◆ Problem
Include in the output the line containing "Serialize everything readable" and each subsequent line of the records, through the end, transcribed exactly. Add nothing else.

────────────────

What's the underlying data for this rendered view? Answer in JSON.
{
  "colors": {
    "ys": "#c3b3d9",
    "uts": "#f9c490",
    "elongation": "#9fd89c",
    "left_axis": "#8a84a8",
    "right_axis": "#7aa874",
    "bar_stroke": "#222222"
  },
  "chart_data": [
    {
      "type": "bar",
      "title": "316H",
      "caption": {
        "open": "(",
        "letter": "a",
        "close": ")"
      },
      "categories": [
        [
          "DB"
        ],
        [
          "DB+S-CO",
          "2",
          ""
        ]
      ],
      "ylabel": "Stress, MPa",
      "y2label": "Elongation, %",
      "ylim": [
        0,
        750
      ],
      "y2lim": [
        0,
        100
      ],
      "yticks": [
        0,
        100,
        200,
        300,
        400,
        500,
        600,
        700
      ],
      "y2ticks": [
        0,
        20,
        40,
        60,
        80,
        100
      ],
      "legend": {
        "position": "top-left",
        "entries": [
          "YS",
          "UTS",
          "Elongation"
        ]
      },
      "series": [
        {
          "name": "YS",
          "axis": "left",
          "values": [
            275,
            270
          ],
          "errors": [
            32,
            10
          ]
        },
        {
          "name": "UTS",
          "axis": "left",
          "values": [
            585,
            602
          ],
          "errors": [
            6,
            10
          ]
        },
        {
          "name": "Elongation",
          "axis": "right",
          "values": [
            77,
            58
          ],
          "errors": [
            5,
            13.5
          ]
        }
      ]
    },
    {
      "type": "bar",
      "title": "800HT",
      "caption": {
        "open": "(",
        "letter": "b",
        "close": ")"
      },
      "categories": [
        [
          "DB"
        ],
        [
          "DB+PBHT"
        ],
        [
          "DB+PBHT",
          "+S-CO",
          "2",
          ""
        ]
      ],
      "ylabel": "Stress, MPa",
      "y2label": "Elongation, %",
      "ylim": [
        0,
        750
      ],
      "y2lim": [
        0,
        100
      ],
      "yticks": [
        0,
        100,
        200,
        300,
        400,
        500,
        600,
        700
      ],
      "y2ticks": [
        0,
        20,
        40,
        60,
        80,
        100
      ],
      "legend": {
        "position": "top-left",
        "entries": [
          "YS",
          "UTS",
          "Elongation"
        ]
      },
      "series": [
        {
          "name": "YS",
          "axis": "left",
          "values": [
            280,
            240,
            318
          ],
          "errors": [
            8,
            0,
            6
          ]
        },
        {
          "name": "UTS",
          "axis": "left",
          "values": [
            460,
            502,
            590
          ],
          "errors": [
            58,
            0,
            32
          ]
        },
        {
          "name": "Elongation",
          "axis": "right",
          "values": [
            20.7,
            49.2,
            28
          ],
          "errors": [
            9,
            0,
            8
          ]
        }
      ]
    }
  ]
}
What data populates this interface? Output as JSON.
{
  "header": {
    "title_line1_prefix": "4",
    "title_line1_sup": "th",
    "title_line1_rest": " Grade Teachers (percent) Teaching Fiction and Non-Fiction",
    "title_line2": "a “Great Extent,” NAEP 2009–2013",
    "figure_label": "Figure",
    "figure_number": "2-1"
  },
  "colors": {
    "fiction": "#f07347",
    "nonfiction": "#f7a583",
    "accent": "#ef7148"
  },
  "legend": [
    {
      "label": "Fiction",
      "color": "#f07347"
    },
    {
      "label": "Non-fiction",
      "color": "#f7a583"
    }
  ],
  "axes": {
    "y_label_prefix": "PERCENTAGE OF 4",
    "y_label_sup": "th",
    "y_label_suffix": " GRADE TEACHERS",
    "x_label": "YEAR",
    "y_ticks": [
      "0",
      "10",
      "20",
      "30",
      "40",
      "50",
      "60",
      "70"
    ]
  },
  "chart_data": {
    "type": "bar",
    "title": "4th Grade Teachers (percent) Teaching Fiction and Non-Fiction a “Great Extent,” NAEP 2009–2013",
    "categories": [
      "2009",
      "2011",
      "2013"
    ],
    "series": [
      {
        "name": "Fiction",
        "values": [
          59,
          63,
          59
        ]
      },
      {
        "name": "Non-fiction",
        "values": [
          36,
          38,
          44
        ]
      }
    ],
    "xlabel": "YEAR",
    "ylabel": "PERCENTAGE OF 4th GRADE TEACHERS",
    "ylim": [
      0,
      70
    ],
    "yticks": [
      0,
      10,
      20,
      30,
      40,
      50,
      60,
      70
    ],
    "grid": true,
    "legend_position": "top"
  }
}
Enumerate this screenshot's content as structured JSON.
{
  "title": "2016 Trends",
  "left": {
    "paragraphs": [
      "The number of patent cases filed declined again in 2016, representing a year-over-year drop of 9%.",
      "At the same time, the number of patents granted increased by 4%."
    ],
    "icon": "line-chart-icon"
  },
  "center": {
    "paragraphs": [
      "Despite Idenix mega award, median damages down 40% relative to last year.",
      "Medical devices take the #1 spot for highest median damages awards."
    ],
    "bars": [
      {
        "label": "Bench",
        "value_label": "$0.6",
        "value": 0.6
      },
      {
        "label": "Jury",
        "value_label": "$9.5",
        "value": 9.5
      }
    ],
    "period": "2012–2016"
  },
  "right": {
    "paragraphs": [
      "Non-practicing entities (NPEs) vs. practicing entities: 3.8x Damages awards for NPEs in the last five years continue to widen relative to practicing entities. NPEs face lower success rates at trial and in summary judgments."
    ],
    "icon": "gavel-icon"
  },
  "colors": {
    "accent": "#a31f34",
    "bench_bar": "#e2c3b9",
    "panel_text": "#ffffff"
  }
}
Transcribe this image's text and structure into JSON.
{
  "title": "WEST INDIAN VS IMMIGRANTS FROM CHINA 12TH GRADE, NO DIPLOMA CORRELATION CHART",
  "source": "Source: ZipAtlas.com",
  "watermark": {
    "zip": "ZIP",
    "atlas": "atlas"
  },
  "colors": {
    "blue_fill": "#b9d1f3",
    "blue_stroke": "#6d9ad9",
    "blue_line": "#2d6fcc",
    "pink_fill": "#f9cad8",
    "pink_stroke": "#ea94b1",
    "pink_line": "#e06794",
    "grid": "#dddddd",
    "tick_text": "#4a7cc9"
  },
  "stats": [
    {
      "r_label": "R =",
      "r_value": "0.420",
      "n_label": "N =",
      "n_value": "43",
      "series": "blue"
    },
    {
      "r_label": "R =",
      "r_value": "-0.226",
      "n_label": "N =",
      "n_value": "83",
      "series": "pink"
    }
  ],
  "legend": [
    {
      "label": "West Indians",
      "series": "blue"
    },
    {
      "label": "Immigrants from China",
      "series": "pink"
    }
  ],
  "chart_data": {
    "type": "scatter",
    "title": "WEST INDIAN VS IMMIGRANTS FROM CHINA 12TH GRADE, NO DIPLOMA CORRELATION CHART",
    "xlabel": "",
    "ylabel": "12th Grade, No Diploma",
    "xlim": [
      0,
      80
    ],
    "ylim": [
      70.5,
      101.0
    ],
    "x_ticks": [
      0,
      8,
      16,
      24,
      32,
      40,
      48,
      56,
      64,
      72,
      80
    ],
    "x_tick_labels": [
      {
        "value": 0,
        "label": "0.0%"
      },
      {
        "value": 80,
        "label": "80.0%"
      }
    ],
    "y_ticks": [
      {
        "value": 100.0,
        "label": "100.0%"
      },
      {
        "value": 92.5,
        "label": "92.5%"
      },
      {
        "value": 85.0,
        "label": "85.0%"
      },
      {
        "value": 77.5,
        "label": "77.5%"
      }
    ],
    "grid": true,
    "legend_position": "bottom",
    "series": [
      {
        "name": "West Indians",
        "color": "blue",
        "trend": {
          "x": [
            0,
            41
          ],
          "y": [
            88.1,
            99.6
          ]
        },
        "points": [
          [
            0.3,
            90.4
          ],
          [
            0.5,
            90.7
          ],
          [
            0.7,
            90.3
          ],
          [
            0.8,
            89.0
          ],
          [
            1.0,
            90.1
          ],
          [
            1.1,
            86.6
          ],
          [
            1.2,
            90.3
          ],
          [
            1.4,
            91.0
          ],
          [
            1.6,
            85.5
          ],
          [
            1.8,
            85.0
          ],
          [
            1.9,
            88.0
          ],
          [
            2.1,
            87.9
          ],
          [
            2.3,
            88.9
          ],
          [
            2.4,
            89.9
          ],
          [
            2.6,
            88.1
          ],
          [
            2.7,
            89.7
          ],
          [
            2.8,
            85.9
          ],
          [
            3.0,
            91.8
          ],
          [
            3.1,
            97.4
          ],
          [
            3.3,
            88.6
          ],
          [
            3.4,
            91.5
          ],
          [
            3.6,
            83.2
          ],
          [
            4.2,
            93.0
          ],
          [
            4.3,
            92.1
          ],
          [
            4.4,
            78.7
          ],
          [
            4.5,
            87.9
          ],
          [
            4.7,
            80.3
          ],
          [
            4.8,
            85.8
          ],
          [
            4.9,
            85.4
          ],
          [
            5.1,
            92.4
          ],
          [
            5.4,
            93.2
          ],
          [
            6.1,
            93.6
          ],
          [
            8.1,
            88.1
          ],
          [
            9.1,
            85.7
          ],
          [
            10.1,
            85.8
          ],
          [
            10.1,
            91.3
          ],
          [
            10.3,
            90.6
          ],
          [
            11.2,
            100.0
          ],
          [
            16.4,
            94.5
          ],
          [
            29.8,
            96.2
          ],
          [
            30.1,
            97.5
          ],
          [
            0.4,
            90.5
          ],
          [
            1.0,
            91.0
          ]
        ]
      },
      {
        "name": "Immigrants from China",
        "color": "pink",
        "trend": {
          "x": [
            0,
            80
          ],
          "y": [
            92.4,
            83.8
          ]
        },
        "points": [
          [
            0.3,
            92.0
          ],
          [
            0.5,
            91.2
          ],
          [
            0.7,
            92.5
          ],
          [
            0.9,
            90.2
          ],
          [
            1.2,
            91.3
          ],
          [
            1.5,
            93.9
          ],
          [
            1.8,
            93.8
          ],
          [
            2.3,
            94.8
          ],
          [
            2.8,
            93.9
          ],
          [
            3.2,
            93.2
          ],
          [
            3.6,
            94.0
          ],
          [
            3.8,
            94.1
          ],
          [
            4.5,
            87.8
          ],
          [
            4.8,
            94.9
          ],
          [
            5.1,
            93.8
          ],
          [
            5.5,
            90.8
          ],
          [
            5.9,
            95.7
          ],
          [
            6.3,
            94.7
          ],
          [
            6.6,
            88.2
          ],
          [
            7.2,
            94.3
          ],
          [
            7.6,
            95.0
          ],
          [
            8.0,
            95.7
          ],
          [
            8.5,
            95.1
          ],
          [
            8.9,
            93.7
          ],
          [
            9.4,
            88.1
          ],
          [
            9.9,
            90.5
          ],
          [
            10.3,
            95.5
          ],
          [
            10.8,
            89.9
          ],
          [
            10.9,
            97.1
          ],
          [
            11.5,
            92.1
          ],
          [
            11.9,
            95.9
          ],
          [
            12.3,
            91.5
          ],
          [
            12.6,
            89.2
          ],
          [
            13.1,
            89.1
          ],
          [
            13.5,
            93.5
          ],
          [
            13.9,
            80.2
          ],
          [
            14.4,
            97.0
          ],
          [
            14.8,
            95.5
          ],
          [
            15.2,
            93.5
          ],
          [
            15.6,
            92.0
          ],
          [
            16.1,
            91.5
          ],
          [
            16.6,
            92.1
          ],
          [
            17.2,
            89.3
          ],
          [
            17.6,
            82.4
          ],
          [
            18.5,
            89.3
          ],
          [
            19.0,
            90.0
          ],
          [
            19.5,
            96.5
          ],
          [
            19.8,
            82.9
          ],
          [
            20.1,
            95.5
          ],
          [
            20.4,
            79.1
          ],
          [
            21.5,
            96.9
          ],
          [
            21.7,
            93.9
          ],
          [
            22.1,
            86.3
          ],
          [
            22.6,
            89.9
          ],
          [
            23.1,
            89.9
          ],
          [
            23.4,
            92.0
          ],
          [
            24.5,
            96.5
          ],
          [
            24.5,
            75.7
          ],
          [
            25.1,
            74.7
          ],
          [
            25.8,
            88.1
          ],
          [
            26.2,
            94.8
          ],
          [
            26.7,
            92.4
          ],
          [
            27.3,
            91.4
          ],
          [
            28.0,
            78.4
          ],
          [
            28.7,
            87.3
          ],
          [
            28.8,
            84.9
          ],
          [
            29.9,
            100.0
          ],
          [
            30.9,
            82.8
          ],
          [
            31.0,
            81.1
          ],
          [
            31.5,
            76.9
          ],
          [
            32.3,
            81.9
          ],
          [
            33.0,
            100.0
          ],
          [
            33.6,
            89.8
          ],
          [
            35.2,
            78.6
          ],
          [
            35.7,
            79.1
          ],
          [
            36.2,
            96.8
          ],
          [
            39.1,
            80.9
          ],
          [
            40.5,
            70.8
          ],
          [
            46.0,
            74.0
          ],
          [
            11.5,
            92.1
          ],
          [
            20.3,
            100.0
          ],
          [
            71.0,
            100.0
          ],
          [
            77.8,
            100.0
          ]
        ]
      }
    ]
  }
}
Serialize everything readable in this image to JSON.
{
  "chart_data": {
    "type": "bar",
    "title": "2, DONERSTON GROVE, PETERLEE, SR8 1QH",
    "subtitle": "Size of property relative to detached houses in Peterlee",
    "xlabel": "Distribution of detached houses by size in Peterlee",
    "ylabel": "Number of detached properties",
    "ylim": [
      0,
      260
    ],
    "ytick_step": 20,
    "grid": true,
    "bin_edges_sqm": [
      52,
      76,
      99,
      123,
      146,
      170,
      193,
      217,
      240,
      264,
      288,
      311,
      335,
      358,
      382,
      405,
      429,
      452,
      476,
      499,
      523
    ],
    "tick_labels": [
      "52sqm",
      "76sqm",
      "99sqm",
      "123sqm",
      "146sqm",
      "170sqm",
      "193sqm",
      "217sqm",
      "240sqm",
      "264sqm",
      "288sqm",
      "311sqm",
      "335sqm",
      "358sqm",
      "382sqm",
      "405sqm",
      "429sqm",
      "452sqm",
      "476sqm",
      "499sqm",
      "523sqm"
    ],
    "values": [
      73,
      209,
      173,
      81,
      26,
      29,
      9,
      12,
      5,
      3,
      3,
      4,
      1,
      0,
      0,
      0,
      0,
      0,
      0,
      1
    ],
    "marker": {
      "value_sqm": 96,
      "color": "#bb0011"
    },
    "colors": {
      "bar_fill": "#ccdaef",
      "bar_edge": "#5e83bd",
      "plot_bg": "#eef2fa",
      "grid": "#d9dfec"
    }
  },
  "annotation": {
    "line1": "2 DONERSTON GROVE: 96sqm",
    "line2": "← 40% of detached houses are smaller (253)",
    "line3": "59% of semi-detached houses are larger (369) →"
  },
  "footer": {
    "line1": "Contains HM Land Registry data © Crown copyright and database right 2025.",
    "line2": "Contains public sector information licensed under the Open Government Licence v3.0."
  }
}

────────────────

◆ Correct response
Serialize everything readable in this image to JSON.
{
  "chart_data": {
    "type": "bar",
    "title": "2, DONERSTON GROVE, PETERLEE, SR8 1QH",
    "subtitle": "Size of property relative to detached houses in Peterlee",
    "xlabel": "Distribution of detached houses by size in Peterlee",
    "ylabel": "Number of detached properties",
    "ylim": [
      0,
      260
    ],
    "ytick_step": 20,
    "grid": true,
    "bin_edges_sqm": [
      52,
      76,
      99,
      123,
      146,
      170,
      193,
      217,
      240,
      264,
      288,
      311,
      335,
      358,
      382,
      405,
      429,
      452,
      476,
      499,
      523
    ],
    "tick_labels": [
      "52sqm",
      "76sqm",
      "99sqm",
      "123sqm",
      "146sqm",
      "170sqm",
      "193sqm",
      "217sqm",
      "240sqm",
      "264sqm",
      "288sqm",
      "311sqm",
      "335sqm",
      "358sqm",
      "382sqm",
      "405sqm",
      "429sqm",
      "452sqm",
      "476sqm",
      "499sqm",
      "523sqm"
    ],
    "values": [
      73,
      209,
      173,
      81,
      26,
      29,
      9,
      12,
      5,
      3,
      3,
      4,
      1,
      0,
      0,
      0,
      0,
      0,
      0,
      1
    ],
    "marker": {
      "value_sqm": 96,
      "color": "#bb0011"
    },
    "colors": {
      "bar_fill": "#ccdaef",
      "bar_edge": "#5e83bd",
      "plot_bg": "#eef2fa",
      "grid": "#d9dfec"
    }
  },
  "annotation": {
    "line1": "2 DONERSTON GROVE: 96sqm",
    "line2": "← 40% of detached houses are smaller (253)",
    "line3": "59% of semi-detached houses are larger (369) →"
  },
  "footer": {
    "line1": "Contains HM Land Registry data © Crown copyright and database right 2025.",
    "line2": "Contains public sector information licensed under the Open Government Licence v3.0."
  }
}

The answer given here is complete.